* BEGIN Source material *

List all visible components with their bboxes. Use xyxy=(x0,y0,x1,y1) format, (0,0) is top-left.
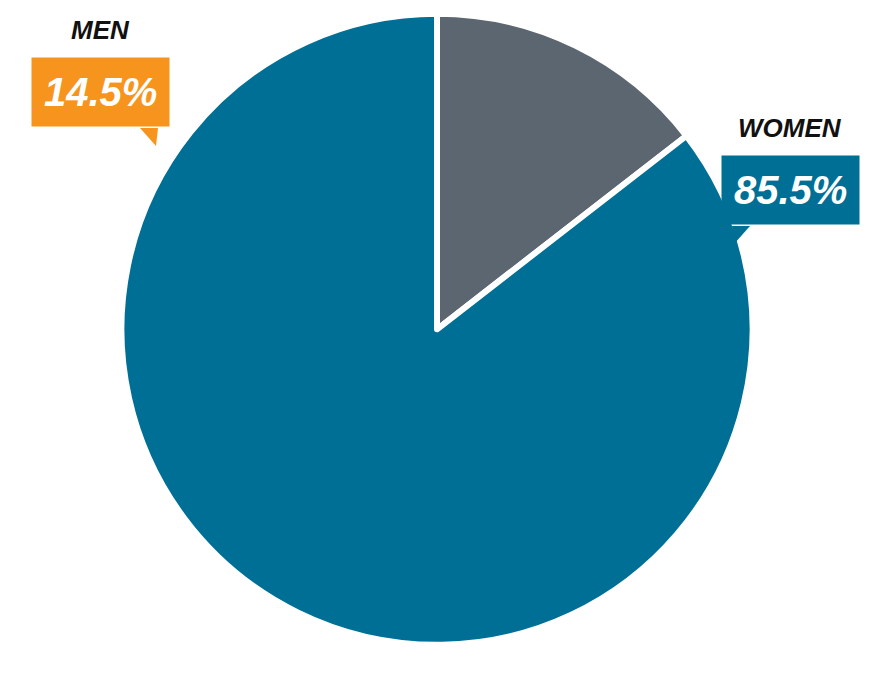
svg-text:MEN: MEN xyxy=(71,15,130,45)
svg-text:14.5%: 14.5% xyxy=(44,70,157,114)
svg-text:WOMEN: WOMEN xyxy=(738,113,842,143)
svg-text:85.5%: 85.5% xyxy=(734,168,847,212)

* END Source material *

▶ **Objective**: Return the listing above word for word, but leave out the picture.

▶ **In response**:
List all visible components with their bboxes. Use xyxy=(x0,y0,x1,y1) format, (0,0) is top-left.
svg-text:MEN: MEN xyxy=(71,15,130,45)
svg-text:14.5%: 14.5% xyxy=(44,70,157,114)
svg-text:WOMEN: WOMEN xyxy=(738,113,842,143)
svg-text:85.5%: 85.5% xyxy=(734,168,847,212)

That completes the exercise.